__TASKS AND EXERCISES__.
A – According to the tetracycline retention passage, how many of the 24 treated surfaces in Part II were positive on day 7?
B – Copy out, word for word, the stretch of the tetracycline retention passage from "Figure 4 : Tetracycline" through "and no signs of irritation or inflammation were noted.".

__EXCERPTED PASSAGE__.
--------------------------------------------------
Figure 3 : Part I : Tetracycline concentrations in positive patients. Rows represent sites at different days and columns give the concentrations of tetracycline in the GCF (vertical axis : logarithmic scale).


4.2.1 Tolerance

      No complaints were recorded with regard to discomfort, pain, or bad taste. No signs of irritation or inflammation were noted.


4.2.2 Retention

      In this second part of the study, a better retention of the polymer was observed: as shown in Figure 4, 5 out of 6 subjects showed evidence for tetracycline release in at least one site, at least once. Seven out of 24 treated surfaces (29%) were positive on day 4, eight on day 7 (33%), and two on day 11 (8%). The tetracycline concentration in positive sites ranged from 0.0004 mg/ml to 281 mg/ml of GCF. Three out of the six patients showed positive pockets on day 4 (subjects 2.1, 2.2, 2.3), and four on day 7 (subjects 2.1, 2.2, 2.4, 2.5). In two patients (2.1, 2.2), tetracycline was also detected on day 11 (Figure 4).

      

Figure 4 : Tetracycline concentrations in the six patients of the part II.


4.3 Part III


4.3.1 Tolerance

      Once again, no complaints were recorded with regard to discomfort, pain, or bad taste, and no signs of irritation or inflammation were noted.


4.3.2 Retention

      Out of 28 treated sites, only three, in three different subjects (3.4, 3.5, 3.6) showed a small inhibition diameter in the bioassay at day 7 (11% of the samples). Two of them had been treated additionally with the cyanoacrylate. No residues of the glue were detected at follow up. The tetracycline concentration in positive sites ranged from 0.002 mg/ml to 0.006 mg/ml of GCF.


4.4 Release of tetracycline

      As mentioned above, retention of POE could be demonstrated only in a few samples taken in part one, but in positive specimens high tetracycline concentrations were recorded (Fig. 3). The positive samples obtained in part II are enumerated in Figure 5. Here, low concentrations were detected in many specimens. In 1/3 of the positive samples the concentration did not reach 1 mg/ml.
--------------------------------------------------
__ENTRIES SHOWN__.

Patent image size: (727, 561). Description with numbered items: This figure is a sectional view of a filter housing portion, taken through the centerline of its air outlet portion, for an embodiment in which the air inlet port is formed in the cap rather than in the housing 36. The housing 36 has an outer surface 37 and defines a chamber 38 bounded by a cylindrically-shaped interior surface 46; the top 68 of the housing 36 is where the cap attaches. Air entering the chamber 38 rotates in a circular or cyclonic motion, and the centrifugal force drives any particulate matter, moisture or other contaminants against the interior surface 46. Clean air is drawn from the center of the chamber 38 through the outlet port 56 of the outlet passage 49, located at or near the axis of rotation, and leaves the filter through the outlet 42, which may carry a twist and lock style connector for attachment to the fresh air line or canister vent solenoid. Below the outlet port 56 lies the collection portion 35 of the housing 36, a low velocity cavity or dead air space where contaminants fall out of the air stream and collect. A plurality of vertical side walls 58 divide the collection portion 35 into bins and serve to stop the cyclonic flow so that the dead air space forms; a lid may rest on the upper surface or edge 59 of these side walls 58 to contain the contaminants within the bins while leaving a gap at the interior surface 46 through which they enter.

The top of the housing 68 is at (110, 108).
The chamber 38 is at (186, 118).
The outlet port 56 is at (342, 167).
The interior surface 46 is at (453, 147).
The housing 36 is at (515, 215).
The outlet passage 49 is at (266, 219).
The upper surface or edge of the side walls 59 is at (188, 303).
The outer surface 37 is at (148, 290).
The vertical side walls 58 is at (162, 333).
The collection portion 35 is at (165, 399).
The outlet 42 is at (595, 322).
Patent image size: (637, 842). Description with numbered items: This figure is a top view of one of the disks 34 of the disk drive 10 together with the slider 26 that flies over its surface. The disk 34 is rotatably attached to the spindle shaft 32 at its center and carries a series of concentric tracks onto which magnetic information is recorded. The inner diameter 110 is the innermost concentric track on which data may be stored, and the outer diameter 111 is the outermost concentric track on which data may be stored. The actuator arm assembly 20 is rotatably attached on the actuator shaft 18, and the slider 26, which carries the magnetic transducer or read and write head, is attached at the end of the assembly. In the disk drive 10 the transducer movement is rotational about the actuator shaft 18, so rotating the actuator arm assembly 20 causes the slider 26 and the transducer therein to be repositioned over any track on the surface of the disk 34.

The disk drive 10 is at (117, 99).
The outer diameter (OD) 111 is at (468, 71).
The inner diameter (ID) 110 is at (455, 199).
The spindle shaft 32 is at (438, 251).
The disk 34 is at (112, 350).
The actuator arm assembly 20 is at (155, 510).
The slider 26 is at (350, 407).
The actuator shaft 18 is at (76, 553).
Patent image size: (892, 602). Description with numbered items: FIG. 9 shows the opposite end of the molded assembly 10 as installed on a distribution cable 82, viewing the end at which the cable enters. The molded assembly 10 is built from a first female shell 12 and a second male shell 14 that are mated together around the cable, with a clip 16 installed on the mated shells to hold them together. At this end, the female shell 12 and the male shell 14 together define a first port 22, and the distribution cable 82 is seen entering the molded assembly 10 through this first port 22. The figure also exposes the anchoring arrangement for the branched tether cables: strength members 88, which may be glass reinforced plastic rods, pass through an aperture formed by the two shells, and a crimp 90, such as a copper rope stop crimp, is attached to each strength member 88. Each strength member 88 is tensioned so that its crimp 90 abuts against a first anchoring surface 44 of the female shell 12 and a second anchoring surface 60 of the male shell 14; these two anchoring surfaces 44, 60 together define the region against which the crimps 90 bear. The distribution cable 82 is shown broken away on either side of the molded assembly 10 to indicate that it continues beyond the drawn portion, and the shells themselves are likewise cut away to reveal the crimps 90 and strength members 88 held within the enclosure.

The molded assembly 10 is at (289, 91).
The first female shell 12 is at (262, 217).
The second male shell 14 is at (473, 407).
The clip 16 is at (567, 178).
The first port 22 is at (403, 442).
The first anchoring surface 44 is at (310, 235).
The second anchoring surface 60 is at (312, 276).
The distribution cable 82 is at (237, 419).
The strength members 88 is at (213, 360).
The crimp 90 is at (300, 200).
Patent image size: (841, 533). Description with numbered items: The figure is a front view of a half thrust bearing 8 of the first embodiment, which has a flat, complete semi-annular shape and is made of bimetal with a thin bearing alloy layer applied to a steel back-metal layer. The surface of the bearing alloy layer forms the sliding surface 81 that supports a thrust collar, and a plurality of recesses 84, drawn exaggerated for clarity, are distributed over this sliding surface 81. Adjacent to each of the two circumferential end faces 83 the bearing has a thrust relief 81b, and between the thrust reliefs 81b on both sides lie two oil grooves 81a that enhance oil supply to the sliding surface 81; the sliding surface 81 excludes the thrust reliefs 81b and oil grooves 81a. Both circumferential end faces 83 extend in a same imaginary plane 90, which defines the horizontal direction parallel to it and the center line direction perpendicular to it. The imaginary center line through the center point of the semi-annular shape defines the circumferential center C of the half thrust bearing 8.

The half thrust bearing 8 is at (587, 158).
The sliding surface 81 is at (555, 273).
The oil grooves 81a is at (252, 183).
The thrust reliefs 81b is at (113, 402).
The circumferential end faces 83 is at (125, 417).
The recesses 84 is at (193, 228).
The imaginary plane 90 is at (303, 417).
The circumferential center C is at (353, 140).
--------------------------------------------------
__SOLUTIONS IN ORDER__.
A – Eight (33%).

B –
Figure 4 : Tetracycline concentrations in the six patients of the part II.


4.3 Part III


4.3.1 Tolerance

      Once again, no complaints were recorded with regard to discomfort, pain, or bad taste, and no signs of irritation or inflammation were noted.